Wherever the word "name" shows up in a line, please copy that line.

**Records shown**
====

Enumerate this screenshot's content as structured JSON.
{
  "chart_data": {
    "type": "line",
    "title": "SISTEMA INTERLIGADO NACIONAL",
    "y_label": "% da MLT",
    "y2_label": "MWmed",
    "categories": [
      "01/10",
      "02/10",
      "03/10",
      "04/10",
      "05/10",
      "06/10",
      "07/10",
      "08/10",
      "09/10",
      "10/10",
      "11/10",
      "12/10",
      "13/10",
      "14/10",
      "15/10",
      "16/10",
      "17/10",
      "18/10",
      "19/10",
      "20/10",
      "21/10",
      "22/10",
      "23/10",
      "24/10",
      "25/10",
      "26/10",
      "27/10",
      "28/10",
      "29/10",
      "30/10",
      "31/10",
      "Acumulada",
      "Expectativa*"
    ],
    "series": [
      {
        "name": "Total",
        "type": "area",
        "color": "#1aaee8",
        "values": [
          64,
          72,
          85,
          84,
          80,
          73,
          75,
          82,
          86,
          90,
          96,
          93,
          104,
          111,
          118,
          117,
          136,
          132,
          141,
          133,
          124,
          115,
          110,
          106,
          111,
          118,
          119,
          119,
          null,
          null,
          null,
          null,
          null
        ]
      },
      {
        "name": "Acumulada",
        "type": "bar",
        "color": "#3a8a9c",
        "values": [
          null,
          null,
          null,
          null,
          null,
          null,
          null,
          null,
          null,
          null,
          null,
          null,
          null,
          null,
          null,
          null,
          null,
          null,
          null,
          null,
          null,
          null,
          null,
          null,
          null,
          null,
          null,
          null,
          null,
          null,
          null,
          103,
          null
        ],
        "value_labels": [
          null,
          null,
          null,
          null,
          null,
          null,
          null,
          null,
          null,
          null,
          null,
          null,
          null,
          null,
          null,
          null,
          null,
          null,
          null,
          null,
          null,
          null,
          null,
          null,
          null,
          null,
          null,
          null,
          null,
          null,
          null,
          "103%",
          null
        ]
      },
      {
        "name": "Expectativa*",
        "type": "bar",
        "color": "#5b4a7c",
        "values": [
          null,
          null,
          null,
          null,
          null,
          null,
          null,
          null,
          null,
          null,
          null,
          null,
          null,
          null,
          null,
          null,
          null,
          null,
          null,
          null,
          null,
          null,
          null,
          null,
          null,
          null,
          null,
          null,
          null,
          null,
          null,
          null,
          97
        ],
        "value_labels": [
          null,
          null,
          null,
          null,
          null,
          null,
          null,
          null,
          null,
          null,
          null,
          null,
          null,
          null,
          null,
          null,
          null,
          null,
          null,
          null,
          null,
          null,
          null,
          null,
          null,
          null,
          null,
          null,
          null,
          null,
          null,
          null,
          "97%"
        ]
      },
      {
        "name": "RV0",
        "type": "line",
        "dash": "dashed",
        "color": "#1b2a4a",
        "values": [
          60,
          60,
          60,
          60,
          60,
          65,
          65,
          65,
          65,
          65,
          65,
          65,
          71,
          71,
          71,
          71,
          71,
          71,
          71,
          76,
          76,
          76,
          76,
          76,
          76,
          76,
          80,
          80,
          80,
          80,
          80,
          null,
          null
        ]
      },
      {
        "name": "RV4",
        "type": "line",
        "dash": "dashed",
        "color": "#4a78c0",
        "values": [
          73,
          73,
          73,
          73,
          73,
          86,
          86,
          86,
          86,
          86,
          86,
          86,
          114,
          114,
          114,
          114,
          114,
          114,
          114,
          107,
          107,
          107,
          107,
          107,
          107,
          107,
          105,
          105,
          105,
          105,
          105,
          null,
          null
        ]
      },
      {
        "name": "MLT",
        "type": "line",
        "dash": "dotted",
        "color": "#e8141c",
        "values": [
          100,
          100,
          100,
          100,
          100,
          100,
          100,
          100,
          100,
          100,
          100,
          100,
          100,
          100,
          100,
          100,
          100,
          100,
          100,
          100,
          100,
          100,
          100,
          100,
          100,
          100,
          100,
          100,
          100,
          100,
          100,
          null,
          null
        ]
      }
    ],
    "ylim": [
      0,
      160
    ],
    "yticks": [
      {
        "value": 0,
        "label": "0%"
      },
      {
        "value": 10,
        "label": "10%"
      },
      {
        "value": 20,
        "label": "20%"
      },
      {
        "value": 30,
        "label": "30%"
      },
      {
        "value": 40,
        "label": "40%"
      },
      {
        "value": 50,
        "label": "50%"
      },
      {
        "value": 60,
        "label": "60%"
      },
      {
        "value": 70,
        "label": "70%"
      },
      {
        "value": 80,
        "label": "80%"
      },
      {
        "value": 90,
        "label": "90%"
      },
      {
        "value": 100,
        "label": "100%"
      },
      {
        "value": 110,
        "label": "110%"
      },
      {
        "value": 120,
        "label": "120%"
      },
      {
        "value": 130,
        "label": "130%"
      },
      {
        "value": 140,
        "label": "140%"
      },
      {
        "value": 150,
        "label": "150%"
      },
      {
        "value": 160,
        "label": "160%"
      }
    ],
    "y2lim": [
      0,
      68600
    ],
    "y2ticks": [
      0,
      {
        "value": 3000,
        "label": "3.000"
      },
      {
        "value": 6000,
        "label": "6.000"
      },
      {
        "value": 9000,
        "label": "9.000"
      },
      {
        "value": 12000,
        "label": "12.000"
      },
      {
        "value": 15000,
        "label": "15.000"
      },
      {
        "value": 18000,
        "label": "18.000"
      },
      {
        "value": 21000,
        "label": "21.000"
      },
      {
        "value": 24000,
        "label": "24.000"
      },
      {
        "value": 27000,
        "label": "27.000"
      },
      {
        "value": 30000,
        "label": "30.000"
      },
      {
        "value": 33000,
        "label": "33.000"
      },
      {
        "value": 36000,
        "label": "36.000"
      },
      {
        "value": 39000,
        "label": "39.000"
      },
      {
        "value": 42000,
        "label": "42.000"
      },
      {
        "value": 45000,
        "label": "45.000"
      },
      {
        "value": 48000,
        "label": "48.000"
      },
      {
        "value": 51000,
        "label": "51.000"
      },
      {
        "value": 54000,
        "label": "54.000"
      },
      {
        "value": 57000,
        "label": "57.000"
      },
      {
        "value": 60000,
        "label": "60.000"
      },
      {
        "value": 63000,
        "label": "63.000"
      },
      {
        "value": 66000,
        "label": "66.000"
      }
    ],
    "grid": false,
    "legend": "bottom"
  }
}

====

**Task response**
        "name": "Total",
        "name": "Acumulada",
        "name": "Expectativa*",
        "name": "RV0",
        "name": "RV4",
        "name": "MLT",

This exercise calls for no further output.